** Begin Dataset entries **
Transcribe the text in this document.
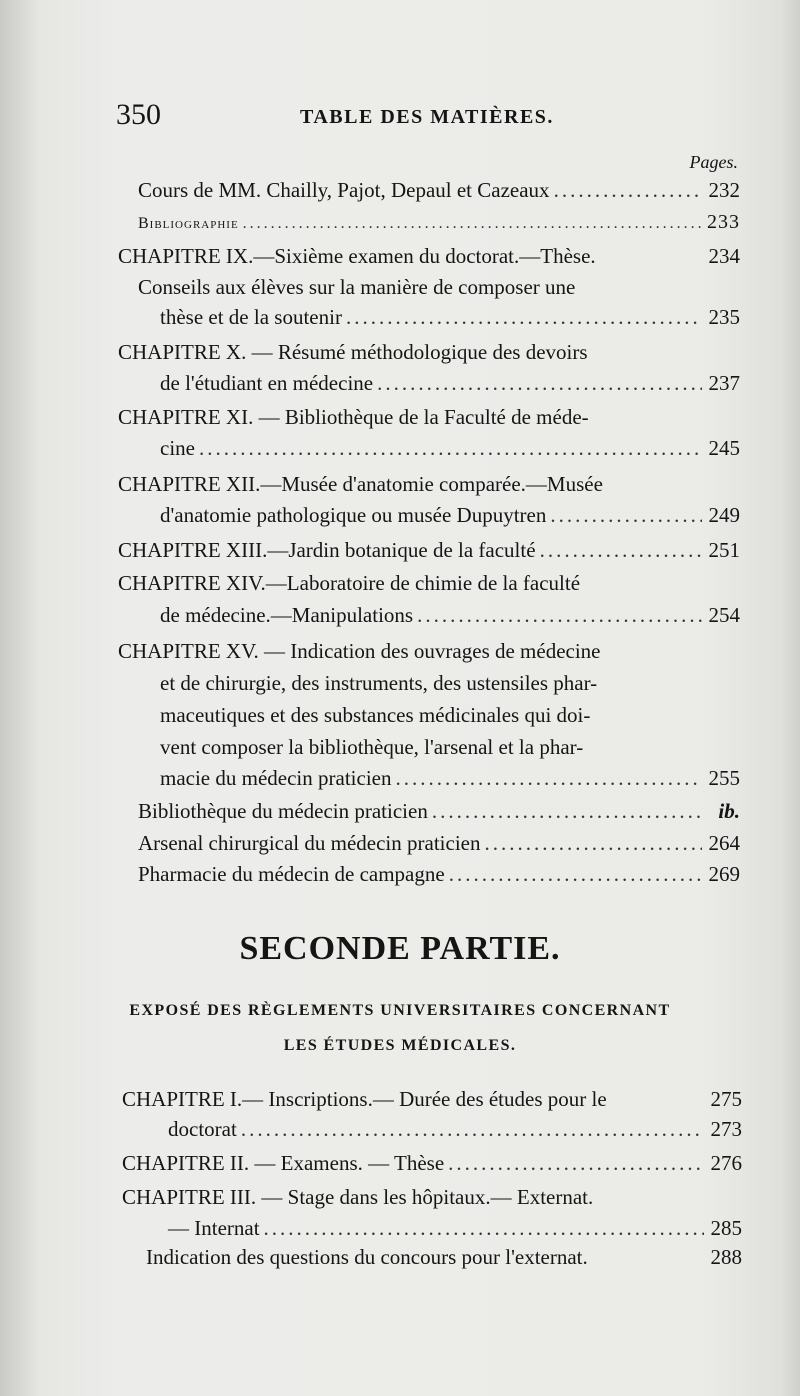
350	TABLE DES MATIÈRES.
Pages.
Cours de MM. Chailly, Pajot, Depaul et Cazeaux .....	232
Bibliographie .....	233
CHAPITRE IX.—Sixième examen du doctorat.—Thèse.	234
Conseils aux élèves sur la manière de composer une
thèse et de la soutenir .....	235
CHAPITRE X. — Résumé méthodologique des devoirs
de l'étudiant en médecine .....	237
CHAPITRE XI. — Bibliothèque de la Faculté de méde-
cine .....	245
CHAPITRE XII.—Musée d'anatomie comparée.—Musée
d'anatomie pathologique ou musée Dupuytren .....	249
CHAPITRE XIII.—Jardin botanique de la faculté .....	251
CHAPITRE XIV.—Laboratoire de chimie de la faculté
de médecine.—Manipulations .....	254
CHAPITRE XV. — Indication des ouvrages de médecine
et de chirurgie, des instruments, des ustensiles phar-
maceutiques et des substances médicinales qui doi-
vent composer la bibliothèque, l'arsenal et la phar-
macie du médecin praticien .....	255
Bibliothèque du médecin praticien .....	ib.
Arsenal chirurgical du médecin praticien .....	264
Pharmacie du médecin de campagne .....	269
SECONDE PARTIE.
EXPOSÉ DES RÈGLEMENTS UNIVERSITAIRES CONCERNANT
LES ÉTUDES MÉDICALES.
CHAPITRE I.— Inscriptions.— Durée des études pour le	275
doctorat .....	273
CHAPITRE II. — Examens. — Thèse .....	276
CHAPITRE III. — Stage dans les hôpitaux.— Externat.
— Internat .....	285
Indication des questions du concours pour l'externat.	288
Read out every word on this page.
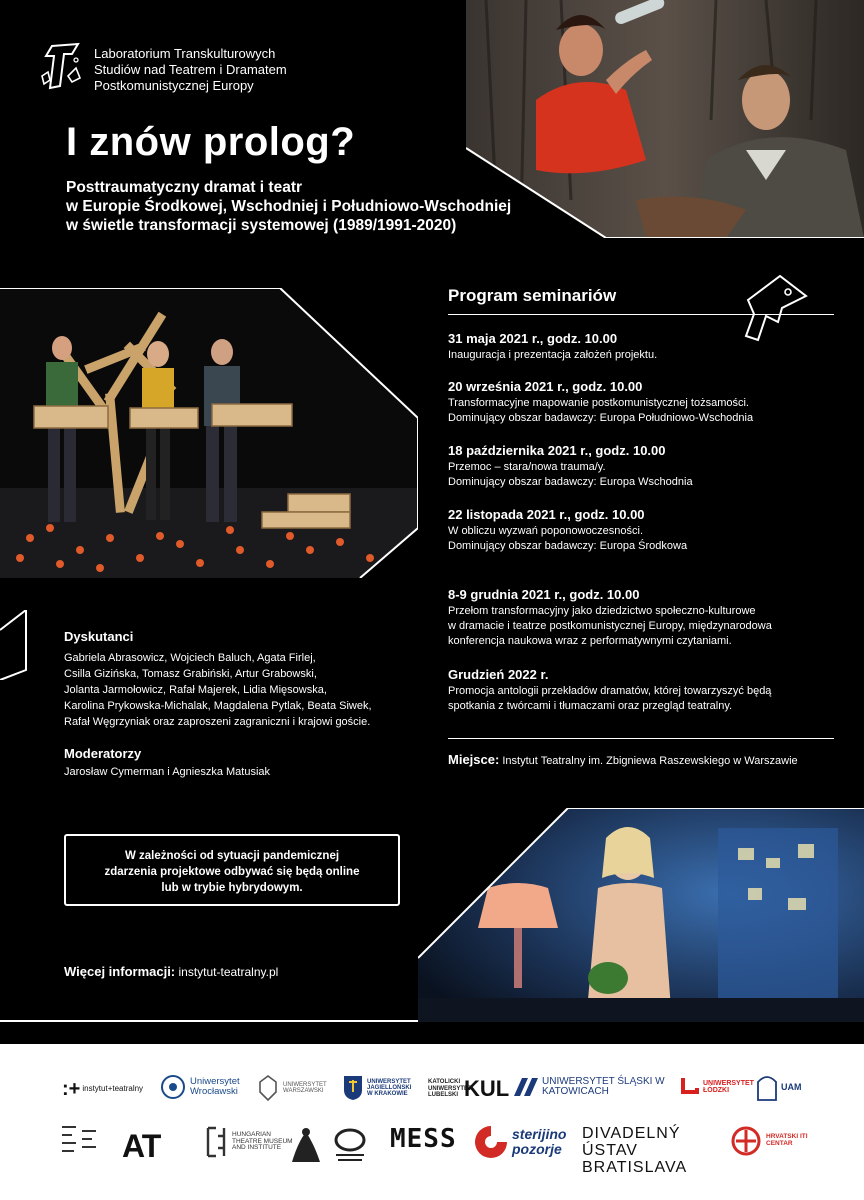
Laboratorium Transkulturowych
Studiów nad Teatrem i Dramatem
Postkomunistycznej Europy
I znów prolog?
Posttraumatyczny dramat i teatr
w Europie Środkowej, Wschodniej i Południowo-Wschodniej
w świetle transformacji systemowej (1989/1991-2020)
Program seminariów
31 maja 2021 r., godz. 10.00
Inauguracja i prezentacja założeń projektu.
20 września 2021 r., godz. 10.00
Transformacyjne mapowanie postkomunistycznej tożsamości.
Dominujący obszar badawczy: Europa Południowo-Wschodnia
18 października 2021 r., godz. 10.00
Przemoc – stara/nowa trauma/y.
Dominujący obszar badawczy: Europa Wschodnia
22 listopada 2021 r., godz. 10.00
W obliczu wyzwań poponowoczesności.
Dominujący obszar badawczy: Europa Środkowa
8-9 grudnia 2021 r., godz. 10.00
Przełom transformacyjny jako dziedzictwo społeczno-kulturowe
w dramacie i teatrze postkomunistycznej Europy, międzynarodowa
konferencja naukowa wraz z performatywnymi czytaniami.
Grudzień 2022 r.
Promocja antologii przekładów dramatów, której towarzyszyć będą
spotkania z twórcami i tłumaczami oraz przegląd teatralny.
Miejsce: Instytut Teatralny im. Zbigniewa Raszewskiego w Warszawie
Dyskutanci
Gabriela Abrasowicz, Wojciech Baluch, Agata Firlej,
Csilla Gizińska, Tomasz Grabiński, Artur Grabowski,
Jolanta Jarmołowicz, Rafał Majerek, Lidia Mięsowska,
Karolina Prykowska-Michalak, Magdalena Pytlak, Beata Siwek,
Rafał Węgrzyniak oraz zaproszeni zagraniczni i krajowi goście.
Moderatorzy
Jarosław Cymerman i Agnieszka Matusiak
W zależności od sytuacji pandemicznej
zdarzenia projektowe odbywać się będą online
lub w trybie hybrydowym.
Więcej informacji: instytut-teatralny.pl
:+ instytut+teatralny
Uniwersytet Wrocławski
UNIWERSYTET WARSZAWSKI
UNIWERSYTET JAGIELLOŃSKI W KRAKOWIE
KATOLICKI UNIWERSYTET LUBELSKI KUL	UNIWERSYTET ŚLĄSKI W KATOWICACH
UNIWERSYTET ŁÓDZKI	UAM
AT	HUNGARIAN THEATRE MUSEUM AND INSTITUTE	MESS	sterijino pozorje
DIVADELNÝ ÚSTAV BRATISLAVA
HRVATSKI ITI CENTAR
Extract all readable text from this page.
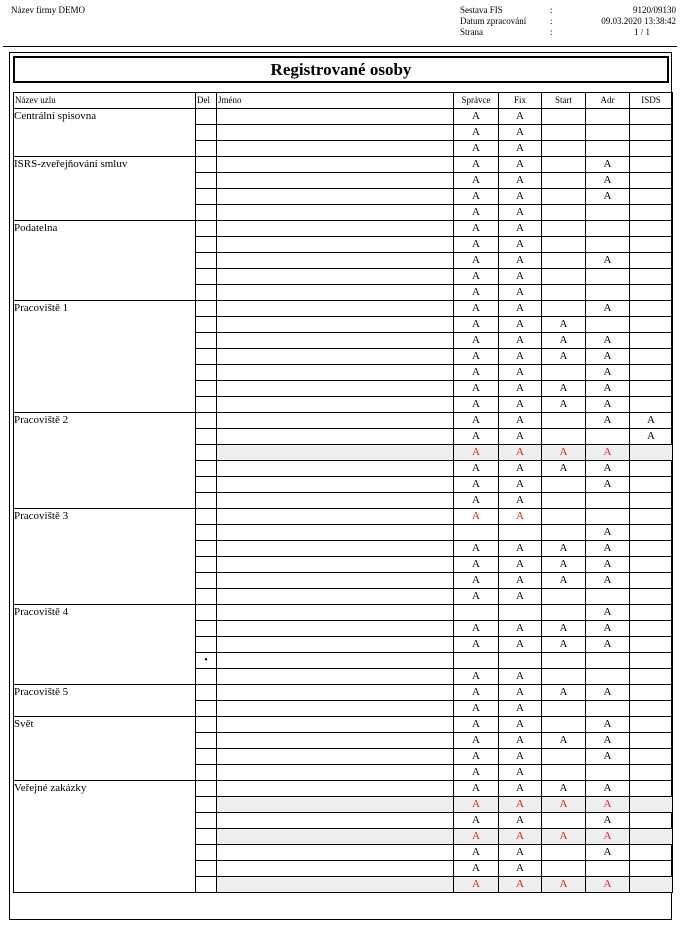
Název firmy DEMO	Sestava FIS	:	9120/09130
Datum zpracování	:	09.03.2020 13:38:42
Strana	:	1 / 1
Registrované osoby
Název uzlu	Del	Jméno	Správce	Fix	Start	Adr	ISDS
Centrální spisovna			A	A			
			A	A			
			A	A			
ISRS-zveřejňování smluv			A	A		A	
			A	A		A	
			A	A		A	
			A	A			
Podatelna			A	A			
			A	A			
			A	A		A	
			A	A			
			A	A			
Pracoviště 1			A	A		A	
			A	A	A		
			A	A	A	A	
			A	A	A	A	
			A	A		A	
			A	A	A	A	
			A	A	A	A	
Pracoviště 2			A	A		A	A
			A	A			A
			A	A	A	A	
			A	A	A	A	
			A	A		A	
			A	A			
Pracoviště 3			A	A			
						A	
			A	A	A	A	
			A	A	A	A	
			A	A	A	A	
			A	A			
Pracoviště 4						A	
			A	A	A	A	
			A	A	A	A	
	•						
			A	A			
Pracoviště 5			A	A	A	A	
			A	A			
Svět			A	A		A	
			A	A	A	A	
			A	A		A	
			A	A			
Veřejné zakázky			A	A	A	A	
			A	A	A	A	
			A	A		A	
			A	A	A	A	
			A	A		A	
			A	A			
			A	A	A	A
** End Dataset entries **
» Set task
Output the entries above exactly, without their pictures.

» Answer for the task
Transcribe the text in this document.
350	TABLE DES MATIÈRES.
Pages.
Cours de MM. Chailly, Pajot, Depaul et Cazeaux .....	232
Bibliographie .....	233
CHAPITRE IX.—Sixième examen du doctorat.—Thèse.	234
Conseils aux élèves sur la manière de composer une
thèse et de la soutenir .....	235
CHAPITRE X. — Résumé méthodologique des devoirs
de l'étudiant en médecine .....	237
CHAPITRE XI. — Bibliothèque de la Faculté de méde-
cine .....	245
CHAPITRE XII.—Musée d'anatomie comparée.—Musée
d'anatomie pathologique ou musée Dupuytren .....	249
CHAPITRE XIII.—Jardin botanique de la faculté .....	251
CHAPITRE XIV.—Laboratoire de chimie de la faculté
de médecine.—Manipulations .....	254
CHAPITRE XV. — Indication des ouvrages de médecine
et de chirurgie, des instruments, des ustensiles phar-
maceutiques et des substances médicinales qui doi-
vent composer la bibliothèque, l'arsenal et la phar-
macie du médecin praticien .....	255
Bibliothèque du médecin praticien .....	ib.
Arsenal chirurgical du médecin praticien .....	264
Pharmacie du médecin de campagne .....	269
SECONDE PARTIE.
EXPOSÉ DES RÈGLEMENTS UNIVERSITAIRES CONCERNANT
LES ÉTUDES MÉDICALES.
CHAPITRE I.— Inscriptions.— Durée des études pour le	275
doctorat .....	273
CHAPITRE II. — Examens. — Thèse .....	276
CHAPITRE III. — Stage dans les hôpitaux.— Externat.
— Internat .....	285
Indication des questions du concours pour l'externat.	288
Read out every word on this page.
Laboratorium Transkulturowych
Studiów nad Teatrem i Dramatem
Postkomunistycznej Europy
I znów prolog?
Posttraumatyczny dramat i teatr
w Europie Środkowej, Wschodniej i Południowo-Wschodniej
w świetle transformacji systemowej (1989/1991-2020)
Program seminariów
31 maja 2021 r., godz. 10.00
Inauguracja i prezentacja założeń projektu.
20 września 2021 r., godz. 10.00
Transformacyjne mapowanie postkomunistycznej tożsamości.
Dominujący obszar badawczy: Europa Południowo-Wschodnia
18 października 2021 r., godz. 10.00
Przemoc – stara/nowa trauma/y.
Dominujący obszar badawczy: Europa Wschodnia
22 listopada 2021 r., godz. 10.00
W obliczu wyzwań poponowoczesności.
Dominujący obszar badawczy: Europa Środkowa
8-9 grudnia 2021 r., godz. 10.00
Przełom transformacyjny jako dziedzictwo społeczno-kulturowe
w dramacie i teatrze postkomunistycznej Europy, międzynarodowa
konferencja naukowa wraz z performatywnymi czytaniami.
Grudzień 2022 r.
Promocja antologii przekładów dramatów, której towarzyszyć będą
spotkania z twórcami i tłumaczami oraz przegląd teatralny.
Miejsce: Instytut Teatralny im. Zbigniewa Raszewskiego w Warszawie
Dyskutanci
Gabriela Abrasowicz, Wojciech Baluch, Agata Firlej,
Csilla Gizińska, Tomasz Grabiński, Artur Grabowski,
Jolanta Jarmołowicz, Rafał Majerek, Lidia Mięsowska,
Karolina Prykowska-Michalak, Magdalena Pytlak, Beata Siwek,
Rafał Węgrzyniak oraz zaproszeni zagraniczni i krajowi goście.
Moderatorzy
Jarosław Cymerman i Agnieszka Matusiak
W zależności od sytuacji pandemicznej
zdarzenia projektowe odbywać się będą online
lub w trybie hybrydowym.
Więcej informacji: instytut-teatralny.pl
:+ instytut+teatralny
Uniwersytet Wrocławski
UNIWERSYTET WARSZAWSKI
UNIWERSYTET JAGIELLOŃSKI W KRAKOWIE
KATOLICKI UNIWERSYTET LUBELSKI KUL	UNIWERSYTET ŚLĄSKI W KATOWICACH
UNIWERSYTET ŁÓDZKI	UAM
AT	HUNGARIAN THEATRE MUSEUM AND INSTITUTE	MESS	sterijino pozorje
DIVADELNÝ ÚSTAV BRATISLAVA
HRVATSKI ITI CENTAR
Extract all readable text from this page.
Název firmy DEMO	Sestava FIS	:	9120/09130
Datum zpracování	:	09.03.2020 13:38:42
Strana	:	1 / 1
Registrované osoby
Název uzlu	Del	Jméno	Správce	Fix	Start	Adr	ISDS
Centrální spisovna			A	A			
			A	A			
			A	A			
ISRS-zveřejňování smluv			A	A		A	
			A	A		A	
			A	A		A	
			A	A			
Podatelna			A	A			
			A	A			
			A	A		A	
			A	A			
			A	A			
Pracoviště 1			A	A		A	
			A	A	A		
			A	A	A	A	
			A	A	A	A	
			A	A		A	
			A	A	A	A	
			A	A	A	A	
Pracoviště 2			A	A		A	A
			A	A			A
			A	A	A	A	
			A	A	A	A	
			A	A		A	
			A	A			
Pracoviště 3			A	A			
						A	
			A	A	A	A	
			A	A	A	A	
			A	A	A	A	
			A	A			
Pracoviště 4						A	
			A	A	A	A	
			A	A	A	A	
	•						
			A	A			
Pracoviště 5			A	A	A	A	
			A	A			
Svět			A	A		A	
			A	A	A	A	
			A	A		A	
			A	A			
Veřejné zakázky			A	A	A	A	
			A	A	A	A	
			A	A		A	
			A	A	A	A	
			A	A		A	
			A	A			
			A	A	A	A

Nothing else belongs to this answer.